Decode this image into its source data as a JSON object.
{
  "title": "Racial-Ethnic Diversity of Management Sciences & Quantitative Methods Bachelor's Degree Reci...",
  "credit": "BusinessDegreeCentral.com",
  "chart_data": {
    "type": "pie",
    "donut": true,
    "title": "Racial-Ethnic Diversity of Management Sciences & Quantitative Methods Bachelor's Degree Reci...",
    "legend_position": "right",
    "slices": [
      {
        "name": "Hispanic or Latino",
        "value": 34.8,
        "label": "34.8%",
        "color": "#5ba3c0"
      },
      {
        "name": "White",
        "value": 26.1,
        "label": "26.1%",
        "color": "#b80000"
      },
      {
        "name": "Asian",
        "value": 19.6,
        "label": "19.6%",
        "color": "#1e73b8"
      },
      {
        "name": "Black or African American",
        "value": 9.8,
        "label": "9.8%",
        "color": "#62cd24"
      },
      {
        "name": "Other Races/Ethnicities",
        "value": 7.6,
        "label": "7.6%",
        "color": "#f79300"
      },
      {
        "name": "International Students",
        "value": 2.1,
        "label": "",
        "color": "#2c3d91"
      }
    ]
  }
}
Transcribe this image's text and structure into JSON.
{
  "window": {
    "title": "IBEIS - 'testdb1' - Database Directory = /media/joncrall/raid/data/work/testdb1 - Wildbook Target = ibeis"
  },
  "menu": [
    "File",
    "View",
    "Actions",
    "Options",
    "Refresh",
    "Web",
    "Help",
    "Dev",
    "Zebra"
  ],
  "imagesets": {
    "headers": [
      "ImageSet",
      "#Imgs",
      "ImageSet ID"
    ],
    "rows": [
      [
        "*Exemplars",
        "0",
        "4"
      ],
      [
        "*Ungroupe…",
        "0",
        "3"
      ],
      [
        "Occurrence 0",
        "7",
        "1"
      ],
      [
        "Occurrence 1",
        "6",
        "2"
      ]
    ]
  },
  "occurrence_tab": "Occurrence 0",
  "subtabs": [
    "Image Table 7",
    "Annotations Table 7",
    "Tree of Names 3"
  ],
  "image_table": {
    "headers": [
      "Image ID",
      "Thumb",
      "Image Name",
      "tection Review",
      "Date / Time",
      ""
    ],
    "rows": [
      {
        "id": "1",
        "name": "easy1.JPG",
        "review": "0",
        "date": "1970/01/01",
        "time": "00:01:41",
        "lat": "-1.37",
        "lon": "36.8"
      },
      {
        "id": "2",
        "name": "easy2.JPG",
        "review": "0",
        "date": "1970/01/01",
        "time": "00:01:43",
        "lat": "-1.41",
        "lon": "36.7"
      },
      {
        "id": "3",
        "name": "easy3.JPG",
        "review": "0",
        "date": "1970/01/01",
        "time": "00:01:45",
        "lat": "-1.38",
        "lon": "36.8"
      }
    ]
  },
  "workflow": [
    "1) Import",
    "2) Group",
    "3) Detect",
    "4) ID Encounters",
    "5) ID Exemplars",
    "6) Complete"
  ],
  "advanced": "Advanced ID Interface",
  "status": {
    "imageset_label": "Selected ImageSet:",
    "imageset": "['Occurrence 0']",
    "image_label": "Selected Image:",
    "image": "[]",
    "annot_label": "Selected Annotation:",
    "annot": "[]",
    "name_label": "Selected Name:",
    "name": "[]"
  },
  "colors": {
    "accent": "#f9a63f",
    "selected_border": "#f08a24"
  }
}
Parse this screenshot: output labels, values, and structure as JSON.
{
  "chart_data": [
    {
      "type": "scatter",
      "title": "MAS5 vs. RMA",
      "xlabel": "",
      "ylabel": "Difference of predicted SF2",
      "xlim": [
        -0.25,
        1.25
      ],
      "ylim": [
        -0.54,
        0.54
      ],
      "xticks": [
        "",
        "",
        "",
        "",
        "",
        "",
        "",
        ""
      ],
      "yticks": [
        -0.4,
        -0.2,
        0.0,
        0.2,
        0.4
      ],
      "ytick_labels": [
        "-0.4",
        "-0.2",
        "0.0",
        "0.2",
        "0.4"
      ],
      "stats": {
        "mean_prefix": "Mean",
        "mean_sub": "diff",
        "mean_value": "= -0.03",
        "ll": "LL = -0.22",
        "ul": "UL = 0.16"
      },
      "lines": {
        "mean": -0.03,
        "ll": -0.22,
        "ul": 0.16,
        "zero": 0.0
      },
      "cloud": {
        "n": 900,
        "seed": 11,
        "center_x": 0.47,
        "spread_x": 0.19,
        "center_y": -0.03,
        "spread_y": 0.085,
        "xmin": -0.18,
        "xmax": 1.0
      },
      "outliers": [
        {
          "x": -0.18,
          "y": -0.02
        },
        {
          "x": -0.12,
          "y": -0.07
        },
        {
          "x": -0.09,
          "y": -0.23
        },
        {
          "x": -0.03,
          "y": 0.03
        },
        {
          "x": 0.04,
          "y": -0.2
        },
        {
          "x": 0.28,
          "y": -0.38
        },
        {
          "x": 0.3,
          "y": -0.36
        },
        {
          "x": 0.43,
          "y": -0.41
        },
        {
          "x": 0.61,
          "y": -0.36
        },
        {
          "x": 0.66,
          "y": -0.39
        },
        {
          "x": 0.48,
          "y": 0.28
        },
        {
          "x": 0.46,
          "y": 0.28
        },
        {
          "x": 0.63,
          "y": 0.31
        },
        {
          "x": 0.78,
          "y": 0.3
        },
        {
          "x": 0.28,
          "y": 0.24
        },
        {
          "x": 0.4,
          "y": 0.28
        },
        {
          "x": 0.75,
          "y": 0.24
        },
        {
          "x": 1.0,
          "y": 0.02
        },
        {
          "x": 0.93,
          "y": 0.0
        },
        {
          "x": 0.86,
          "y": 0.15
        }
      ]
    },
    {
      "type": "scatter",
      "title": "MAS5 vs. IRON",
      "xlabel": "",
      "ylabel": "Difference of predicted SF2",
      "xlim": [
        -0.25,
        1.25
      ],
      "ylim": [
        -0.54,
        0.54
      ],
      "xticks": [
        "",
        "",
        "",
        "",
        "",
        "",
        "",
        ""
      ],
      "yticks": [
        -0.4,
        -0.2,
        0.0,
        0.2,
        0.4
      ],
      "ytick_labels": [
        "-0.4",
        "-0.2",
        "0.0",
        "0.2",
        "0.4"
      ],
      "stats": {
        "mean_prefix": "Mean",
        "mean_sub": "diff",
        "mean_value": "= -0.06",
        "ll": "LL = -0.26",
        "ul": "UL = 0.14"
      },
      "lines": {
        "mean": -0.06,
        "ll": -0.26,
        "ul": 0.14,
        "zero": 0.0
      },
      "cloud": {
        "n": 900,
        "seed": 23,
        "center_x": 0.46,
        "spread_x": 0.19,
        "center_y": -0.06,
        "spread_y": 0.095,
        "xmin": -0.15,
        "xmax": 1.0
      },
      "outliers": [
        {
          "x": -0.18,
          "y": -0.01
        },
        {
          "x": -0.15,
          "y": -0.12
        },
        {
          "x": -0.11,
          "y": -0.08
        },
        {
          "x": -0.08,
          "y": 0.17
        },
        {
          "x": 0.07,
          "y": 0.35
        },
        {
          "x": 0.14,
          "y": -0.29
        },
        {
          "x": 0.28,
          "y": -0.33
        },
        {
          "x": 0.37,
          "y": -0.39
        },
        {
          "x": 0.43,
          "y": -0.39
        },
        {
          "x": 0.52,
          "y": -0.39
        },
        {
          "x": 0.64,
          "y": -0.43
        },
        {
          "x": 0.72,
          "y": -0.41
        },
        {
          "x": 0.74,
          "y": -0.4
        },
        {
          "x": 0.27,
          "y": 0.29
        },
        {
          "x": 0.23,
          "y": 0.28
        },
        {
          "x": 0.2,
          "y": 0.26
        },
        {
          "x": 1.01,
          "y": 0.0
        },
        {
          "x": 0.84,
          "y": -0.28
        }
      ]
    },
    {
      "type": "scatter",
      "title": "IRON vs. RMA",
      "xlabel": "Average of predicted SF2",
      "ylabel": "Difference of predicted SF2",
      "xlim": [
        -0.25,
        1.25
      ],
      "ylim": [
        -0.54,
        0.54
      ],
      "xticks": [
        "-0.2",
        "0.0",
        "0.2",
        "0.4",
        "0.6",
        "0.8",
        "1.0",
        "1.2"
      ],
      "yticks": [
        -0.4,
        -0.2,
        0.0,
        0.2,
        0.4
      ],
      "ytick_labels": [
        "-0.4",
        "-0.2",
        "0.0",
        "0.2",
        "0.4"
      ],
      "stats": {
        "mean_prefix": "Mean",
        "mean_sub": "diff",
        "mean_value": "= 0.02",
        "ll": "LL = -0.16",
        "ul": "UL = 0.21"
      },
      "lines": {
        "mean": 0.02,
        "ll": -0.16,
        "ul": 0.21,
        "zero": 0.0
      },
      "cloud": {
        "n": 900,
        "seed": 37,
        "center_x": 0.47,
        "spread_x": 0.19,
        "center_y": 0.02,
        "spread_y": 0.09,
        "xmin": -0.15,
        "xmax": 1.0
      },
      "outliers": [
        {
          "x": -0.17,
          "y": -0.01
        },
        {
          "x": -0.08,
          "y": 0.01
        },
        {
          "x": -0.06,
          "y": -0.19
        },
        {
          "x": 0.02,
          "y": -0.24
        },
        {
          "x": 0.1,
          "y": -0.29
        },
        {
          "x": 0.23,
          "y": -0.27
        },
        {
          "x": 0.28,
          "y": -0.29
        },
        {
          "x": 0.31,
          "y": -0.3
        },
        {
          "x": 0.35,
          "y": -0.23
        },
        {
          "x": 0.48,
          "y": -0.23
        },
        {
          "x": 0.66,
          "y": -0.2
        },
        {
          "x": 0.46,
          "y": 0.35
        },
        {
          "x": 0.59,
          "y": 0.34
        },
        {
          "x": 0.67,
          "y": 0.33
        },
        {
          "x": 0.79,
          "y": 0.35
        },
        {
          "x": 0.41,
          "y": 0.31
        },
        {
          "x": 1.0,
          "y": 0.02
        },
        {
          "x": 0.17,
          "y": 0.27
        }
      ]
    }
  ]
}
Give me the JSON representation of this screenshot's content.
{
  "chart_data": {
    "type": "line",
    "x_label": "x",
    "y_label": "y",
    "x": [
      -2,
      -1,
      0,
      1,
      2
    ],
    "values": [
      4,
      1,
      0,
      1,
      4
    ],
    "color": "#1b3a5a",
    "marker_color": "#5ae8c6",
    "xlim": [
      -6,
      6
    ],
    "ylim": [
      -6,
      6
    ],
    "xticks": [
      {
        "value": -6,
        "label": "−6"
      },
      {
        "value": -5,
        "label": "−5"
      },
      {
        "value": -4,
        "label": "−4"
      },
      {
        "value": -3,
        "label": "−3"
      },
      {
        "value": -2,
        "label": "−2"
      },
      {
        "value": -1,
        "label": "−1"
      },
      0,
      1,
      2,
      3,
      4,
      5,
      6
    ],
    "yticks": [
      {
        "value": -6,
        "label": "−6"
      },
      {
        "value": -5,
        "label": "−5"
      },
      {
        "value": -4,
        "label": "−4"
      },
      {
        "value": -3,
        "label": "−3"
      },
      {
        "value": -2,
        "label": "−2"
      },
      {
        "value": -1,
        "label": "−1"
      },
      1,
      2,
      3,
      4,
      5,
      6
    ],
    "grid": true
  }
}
═══
■ REQUIRED WORK:
Report how many lines of the data contain the word "structure", using the number alone.

■ ANSWER BELOW:
2